WHAT IS BEING ASKED —
Your task is to print all of the material verbatim.

RECORDS PROVIDED —

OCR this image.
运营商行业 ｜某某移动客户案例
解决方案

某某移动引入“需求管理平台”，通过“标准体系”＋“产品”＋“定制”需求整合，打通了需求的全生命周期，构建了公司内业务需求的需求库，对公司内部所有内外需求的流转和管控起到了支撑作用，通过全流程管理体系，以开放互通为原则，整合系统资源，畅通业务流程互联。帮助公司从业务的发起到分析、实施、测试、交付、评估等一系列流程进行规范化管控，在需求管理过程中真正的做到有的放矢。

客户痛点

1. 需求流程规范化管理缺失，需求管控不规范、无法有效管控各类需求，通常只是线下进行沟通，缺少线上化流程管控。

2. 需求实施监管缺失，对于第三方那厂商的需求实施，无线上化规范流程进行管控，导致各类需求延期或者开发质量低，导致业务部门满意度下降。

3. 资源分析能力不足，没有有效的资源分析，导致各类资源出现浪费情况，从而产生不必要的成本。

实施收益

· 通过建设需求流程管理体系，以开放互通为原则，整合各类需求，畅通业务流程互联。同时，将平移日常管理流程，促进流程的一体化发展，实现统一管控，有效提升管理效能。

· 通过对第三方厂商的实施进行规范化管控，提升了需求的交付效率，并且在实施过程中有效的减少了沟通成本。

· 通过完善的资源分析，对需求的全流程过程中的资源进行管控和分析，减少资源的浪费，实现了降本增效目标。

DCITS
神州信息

FULL ANSWER —
OCR this image.
运营商行业 ｜某某移动客户案例
解决方案

某某移动引入“需求管理平台”，通过“标准体系”＋“产品”＋“定制”需求整合，打通了需求的全生命周期，构建了公司内业务需求的需求库，对公司内部所有内外需求的流转和管控起到了支撑作用，通过全流程管理体系，以开放互通为原则，整合系统资源，畅通业务流程互联。帮助公司从业务的发起到分析、实施、测试、交付、评估等一系列流程进行规范化管控，在需求管理过程中真正的做到有的放矢。

客户痛点

1. 需求流程规范化管理缺失，需求管控不规范、无法有效管控各类需求，通常只是线下进行沟通，缺少线上化流程管控。

2. 需求实施监管缺失，对于第三方那厂商的需求实施，无线上化规范流程进行管控，导致各类需求延期或者开发质量低，导致业务部门满意度下降。

3. 资源分析能力不足，没有有效的资源分析，导致各类资源出现浪费情况，从而产生不必要的成本。

实施收益

· 通过建设需求流程管理体系，以开放互通为原则，整合各类需求，畅通业务流程互联。同时，将平移日常管理流程，促进流程的一体化发展，实现统一管控，有效提升管理效能。

· 通过对第三方厂商的实施进行规范化管控，提升了需求的交付效率，并且在实施过程中有效的减少了沟通成本。

· 通过完善的资源分析，对需求的全流程过程中的资源进行管控和分析，减少资源的浪费，实现了降本增效目标。

DCITS
神州信息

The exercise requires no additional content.